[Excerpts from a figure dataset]
-*-
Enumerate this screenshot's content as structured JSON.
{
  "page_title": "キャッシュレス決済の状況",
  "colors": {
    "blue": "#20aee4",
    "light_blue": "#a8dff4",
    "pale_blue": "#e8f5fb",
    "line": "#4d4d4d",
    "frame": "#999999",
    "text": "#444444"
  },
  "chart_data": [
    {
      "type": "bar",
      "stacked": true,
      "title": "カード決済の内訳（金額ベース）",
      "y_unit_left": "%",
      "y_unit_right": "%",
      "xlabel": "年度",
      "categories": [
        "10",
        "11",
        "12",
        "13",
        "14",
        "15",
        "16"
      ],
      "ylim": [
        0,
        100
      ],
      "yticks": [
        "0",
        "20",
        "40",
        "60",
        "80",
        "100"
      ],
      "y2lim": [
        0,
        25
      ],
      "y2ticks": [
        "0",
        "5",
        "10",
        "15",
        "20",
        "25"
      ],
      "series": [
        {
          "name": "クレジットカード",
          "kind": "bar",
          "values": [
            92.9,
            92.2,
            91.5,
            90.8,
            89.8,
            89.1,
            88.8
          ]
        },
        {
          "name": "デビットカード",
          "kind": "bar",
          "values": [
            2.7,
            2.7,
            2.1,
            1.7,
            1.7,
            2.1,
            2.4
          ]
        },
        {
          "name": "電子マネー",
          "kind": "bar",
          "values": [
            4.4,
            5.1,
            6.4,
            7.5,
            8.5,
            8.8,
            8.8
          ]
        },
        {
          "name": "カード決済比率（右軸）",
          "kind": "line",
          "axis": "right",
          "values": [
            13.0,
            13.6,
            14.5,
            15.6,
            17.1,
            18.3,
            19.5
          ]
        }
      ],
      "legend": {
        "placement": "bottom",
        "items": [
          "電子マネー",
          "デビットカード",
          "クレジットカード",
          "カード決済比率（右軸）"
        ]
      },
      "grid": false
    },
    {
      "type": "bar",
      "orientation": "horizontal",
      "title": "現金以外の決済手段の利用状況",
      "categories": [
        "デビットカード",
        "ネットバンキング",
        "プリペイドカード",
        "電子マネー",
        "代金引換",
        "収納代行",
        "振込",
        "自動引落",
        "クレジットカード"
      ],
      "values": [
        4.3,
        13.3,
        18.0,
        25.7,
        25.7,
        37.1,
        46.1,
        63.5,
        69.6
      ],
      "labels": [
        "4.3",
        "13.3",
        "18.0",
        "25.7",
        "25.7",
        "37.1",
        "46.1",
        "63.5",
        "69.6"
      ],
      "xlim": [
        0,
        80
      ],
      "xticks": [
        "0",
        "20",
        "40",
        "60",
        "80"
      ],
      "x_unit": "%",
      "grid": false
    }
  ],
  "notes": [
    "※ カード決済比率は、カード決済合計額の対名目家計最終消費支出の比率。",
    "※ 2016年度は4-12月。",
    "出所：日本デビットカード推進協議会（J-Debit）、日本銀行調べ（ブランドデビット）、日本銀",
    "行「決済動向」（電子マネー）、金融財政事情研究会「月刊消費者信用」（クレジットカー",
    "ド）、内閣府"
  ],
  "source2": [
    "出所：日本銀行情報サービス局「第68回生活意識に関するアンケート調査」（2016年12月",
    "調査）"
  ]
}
-*-
Write out the material from the first line to the last, exactly.

Enumerate this screenshot's content as structured JSON.
{
  "page_title": "キャッシュレス決済の状況",
  "colors": {
    "blue": "#20aee4",
    "light_blue": "#a8dff4",
    "pale_blue": "#e8f5fb",
    "line": "#4d4d4d",
    "frame": "#999999",
    "text": "#444444"
  },
  "chart_data": [
    {
      "type": "bar",
      "stacked": true,
      "title": "カード決済の内訳（金額ベース）",
      "y_unit_left": "%",
      "y_unit_right": "%",
      "xlabel": "年度",
      "categories": [
        "10",
        "11",
        "12",
        "13",
        "14",
        "15",
        "16"
      ],
      "ylim": [
        0,
        100
      ],
      "yticks": [
        "0",
        "20",
        "40",
        "60",
        "80",
        "100"
      ],
      "y2lim": [
        0,
        25
      ],
      "y2ticks": [
        "0",
        "5",
        "10",
        "15",
        "20",
        "25"
      ],
      "series": [
        {
          "name": "クレジットカード",
          "kind": "bar",
          "values": [
            92.9,
            92.2,
            91.5,
            90.8,
            89.8,
            89.1,
            88.8
          ]
        },
        {
          "name": "デビットカード",
          "kind": "bar",
          "values": [
            2.7,
            2.7,
            2.1,
            1.7,
            1.7,
            2.1,
            2.4
          ]
        },
        {
          "name": "電子マネー",
          "kind": "bar",
          "values": [
            4.4,
            5.1,
            6.4,
            7.5,
            8.5,
            8.8,
            8.8
          ]
        },
        {
          "name": "カード決済比率（右軸）",
          "kind": "line",
          "axis": "right",
          "values": [
            13.0,
            13.6,
            14.5,
            15.6,
            17.1,
            18.3,
            19.5
          ]
        }
      ],
      "legend": {
        "placement": "bottom",
        "items": [
          "電子マネー",
          "デビットカード",
          "クレジットカード",
          "カード決済比率（右軸）"
        ]
      },
      "grid": false
    },
    {
      "type": "bar",
      "orientation": "horizontal",
      "title": "現金以外の決済手段の利用状況",
      "categories": [
        "デビットカード",
        "ネットバンキング",
        "プリペイドカード",
        "電子マネー",
        "代金引換",
        "収納代行",
        "振込",
        "自動引落",
        "クレジットカード"
      ],
      "values": [
        4.3,
        13.3,
        18.0,
        25.7,
        25.7,
        37.1,
        46.1,
        63.5,
        69.6
      ],
      "labels": [
        "4.3",
        "13.3",
        "18.0",
        "25.7",
        "25.7",
        "37.1",
        "46.1",
        "63.5",
        "69.6"
      ],
      "xlim": [
        0,
        80
      ],
      "xticks": [
        "0",
        "20",
        "40",
        "60",
        "80"
      ],
      "x_unit": "%",
      "grid": false
    }
  ],
  "notes": [
    "※ カード決済比率は、カード決済合計額の対名目家計最終消費支出の比率。",
    "※ 2016年度は4-12月。",
    "出所：日本デビットカード推進協議会（J-Debit）、日本銀行調べ（ブランドデビット）、日本銀",
    "行「決済動向」（電子マネー）、金融財政事情研究会「月刊消費者信用」（クレジットカー",
    "ド）、内閣府"
  ],
  "source2": [
    "出所：日本銀行情報サービス局「第68回生活意識に関するアンケート調査」（2016年12月",
    "調査）"
  ]
}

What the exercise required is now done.